INSTRUCTIONS TO FOLLOW - Search the data for the string "school" and gather each line it is in.
-------------------------
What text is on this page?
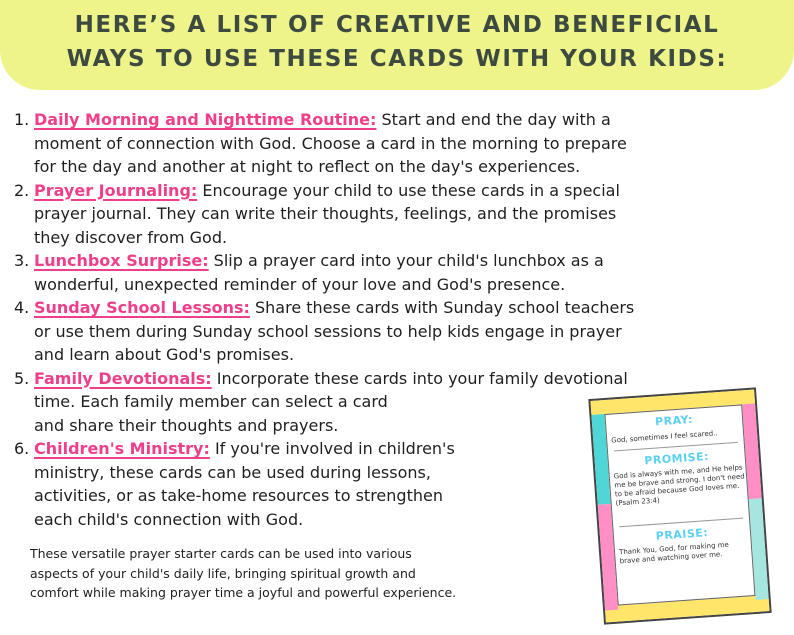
HERE’S A LIST OF CREATIVE AND BENEFICIAL
WAYS TO USE THESE CARDS WITH YOUR KIDS:
1. Daily Morning and Nighttime Routine: Start and end the day with a
moment of connection with God. Choose a card in the morning to prepare
for the day and another at night to reflect on the day's experiences.
2. Prayer Journaling: Encourage your child to use these cards in a special
prayer journal. They can write their thoughts, feelings, and the promises
they discover from God.
3. Lunchbox Surprise: Slip a prayer card into your child's lunchbox as a
wonderful, unexpected reminder of your love and God's presence.
4. Sunday School Lessons: Share these cards with Sunday school teachers
or use them during Sunday school sessions to help kids engage in prayer
and learn about God's promises.
5. Family Devotionals: Incorporate these cards into your family devotional
time. Each family member can select a card
and share their thoughts and prayers.
6. Children's Ministry: If you're involved in children's
ministry, these cards can be used during lessons,
activities, or as take-home resources to strengthen
each child's connection with God.
These versatile prayer starter cards can be used into various
aspects of your child's daily life, bringing spiritual growth and
comfort while making prayer time a joyful and powerful experience.
PRAY:
God, sometimes I feel scared..
PROMISE:
God is always with me, and He helps me be brave and strong. I don't need to be afraid because God loves me. (Psalm 23:4)
PRAISE:
Thank You, God, for making me brave and watching over me.
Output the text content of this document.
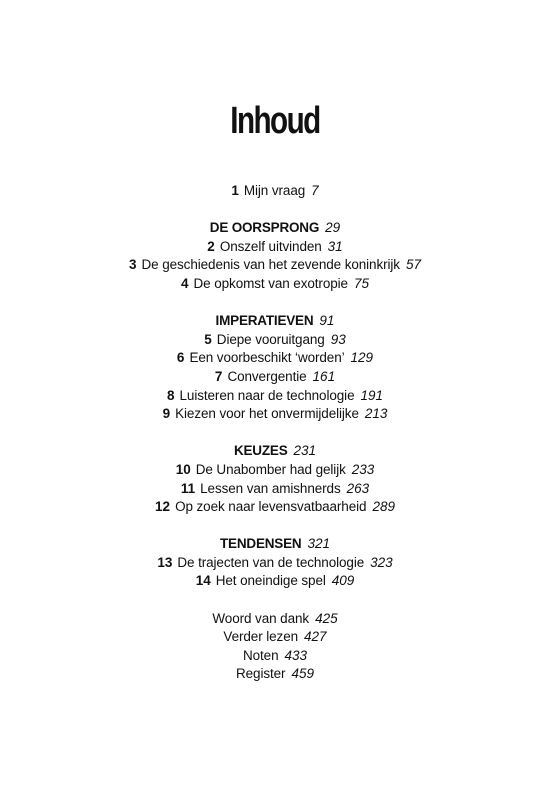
Inhoud
1 Mijn vraag 7
DE OORSPRONG 29
2 Onszelf uitvinden 31
3 De geschiedenis van het zevende koninkrijk 57
4 De opkomst van exotropie 75
IMPERATIEVEN 91
5 Diepe vooruitgang 93
6 Een voorbeschikt ‘worden’ 129
7 Convergentie 161
8 Luisteren naar de technologie 191
9 Kiezen voor het onvermijdelijke 213
KEUZES 231
10 De Unabomber had gelijk 233
11 Lessen van amishnerds 263
12 Op zoek naar levensvatbaarheid 289
TENDENSEN 321
13 De trajecten van de technologie 323
14 Het oneindige spel 409
Woord van dank 425
Verder lezen 427
Noten 433
Register 459
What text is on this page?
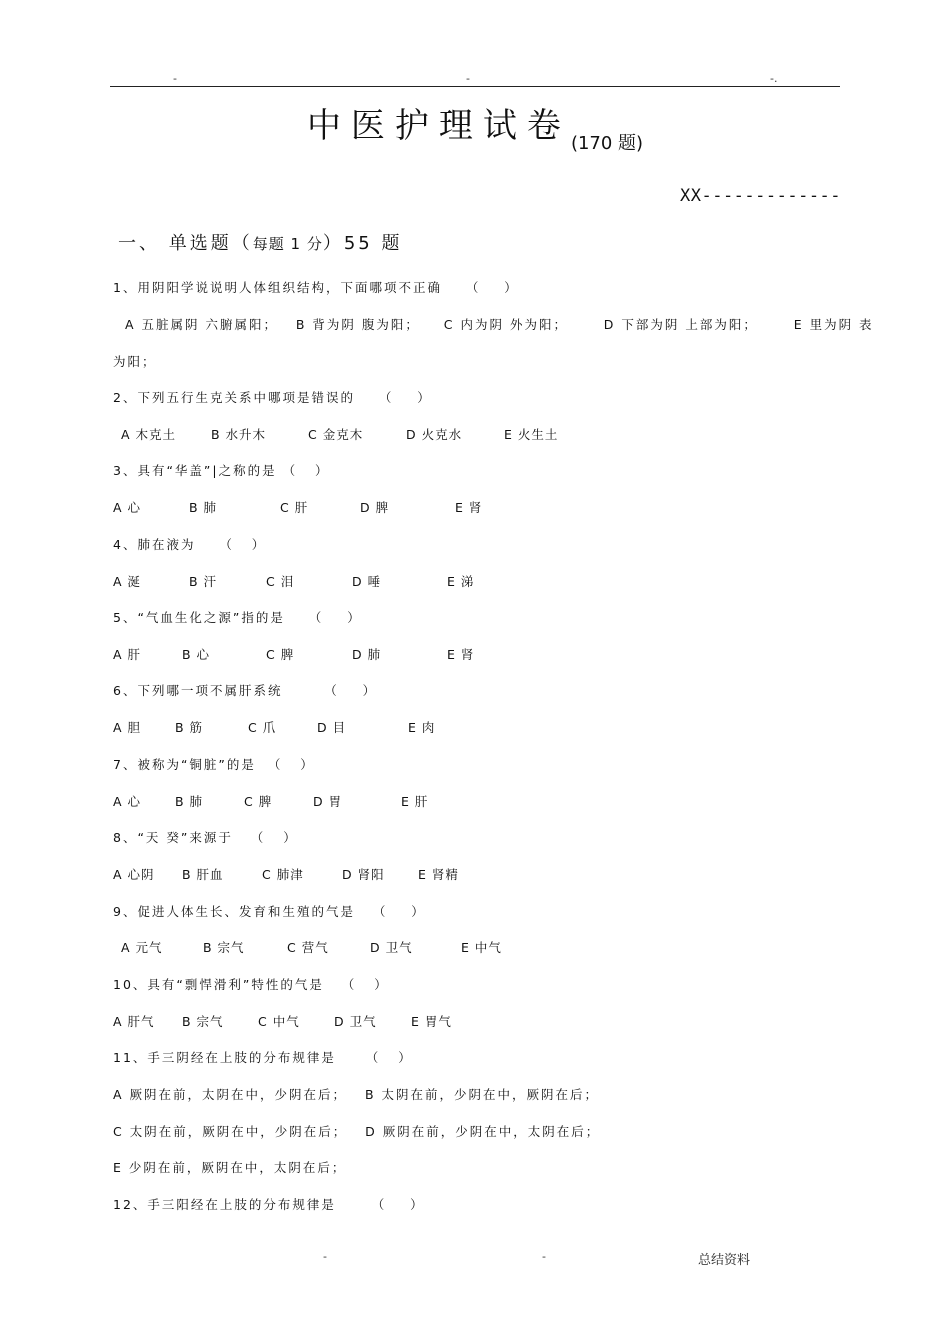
-	-	-.
中医护理试卷(170 题)
XX-------------
一、 单选题（每题 1 分）55 题
1、用阴阳学说说明人体组织结构，下面哪项不正确    （    ）
A 五脏属阴 六腑属阳；   B 背为阴 腹为阳；    C 内为阴 外为阳；      D 下部为阴 上部为阳；      E 里为阴 表
为阳；
2、下列五行生克关系中哪项是错误的    （    ）
A 木克土	B 水升木	C 金克木	D 火克水	E 火生土
3、具有“华盖”|之称的是 （   ）
A 心	B 肺	C 肝	D 脾	E 肾
4、肺在液为    （   ）
A 涎	B 汗	C 泪	D 唾	E 涕
5、“气血生化之源”指的是    （    ）
A 肝	B 心	C 脾	D 肺	E 肾
6、下列哪一项不属肝系统       （    ）
A 胆	B 筋	C 爪	D 目	E 肉
7、被称为“铜脏”的是  （   ）
A 心	B 肺	C 脾	D 胃	E 肝
8、“天 癸”来源于   （   ）
A 心阴 B 肝血	C 肺津	D 肾阳	E 肾精
9、促进人体生长、发育和生殖的气是   （    ）
A 元气	B 宗气	C 营气	D 卫气	E 中气
10、具有“剽悍滑利”特性的气是   （   ）
A 肝气 B 宗气	C 中气	D 卫气	E 胃气
11、手三阴经在上肢的分布规律是     （   ）
A 厥阴在前，太阴在中，少阴在后；   B 太阴在前，少阴在中，厥阴在后；
C 太阴在前，厥阴在中，少阴在后；   D 厥阴在前，少阴在中，太阴在后；
E 少阴在前，厥阴在中，太阴在后；
12、手三阳经在上肢的分布规律是      （    ）
-	-	总结资料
-------------------------
TASK SOLUTION -
4. Sunday School Lessons: Share these cards with Sunday school teachers
or use them during Sunday school sessions to help kids engage in prayer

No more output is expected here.